Stored data:
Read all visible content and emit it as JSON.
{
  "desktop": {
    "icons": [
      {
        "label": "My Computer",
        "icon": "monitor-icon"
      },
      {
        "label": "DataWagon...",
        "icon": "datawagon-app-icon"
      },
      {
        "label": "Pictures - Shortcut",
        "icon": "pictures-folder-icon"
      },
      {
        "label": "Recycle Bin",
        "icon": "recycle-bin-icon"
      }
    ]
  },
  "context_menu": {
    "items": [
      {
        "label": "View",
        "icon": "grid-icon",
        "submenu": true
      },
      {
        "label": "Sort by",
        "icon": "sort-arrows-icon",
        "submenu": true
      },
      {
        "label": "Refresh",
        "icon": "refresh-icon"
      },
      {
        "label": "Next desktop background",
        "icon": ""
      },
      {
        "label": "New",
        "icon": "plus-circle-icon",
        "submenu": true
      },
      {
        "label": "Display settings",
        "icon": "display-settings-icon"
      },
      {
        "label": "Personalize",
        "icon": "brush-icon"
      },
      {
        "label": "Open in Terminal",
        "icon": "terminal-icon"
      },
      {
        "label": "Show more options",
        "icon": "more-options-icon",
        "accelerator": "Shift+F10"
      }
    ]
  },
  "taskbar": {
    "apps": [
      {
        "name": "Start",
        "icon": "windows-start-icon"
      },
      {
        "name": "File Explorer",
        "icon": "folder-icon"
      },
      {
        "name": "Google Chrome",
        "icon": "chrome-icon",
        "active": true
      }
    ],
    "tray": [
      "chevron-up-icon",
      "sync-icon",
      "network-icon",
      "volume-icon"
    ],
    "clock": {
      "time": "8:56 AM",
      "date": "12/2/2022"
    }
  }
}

→ DIRECTIONS FOR THIS TASK
Above are records; say how many of their lines contain the word "folder", giving only the number.

→ FINISHED TASK
2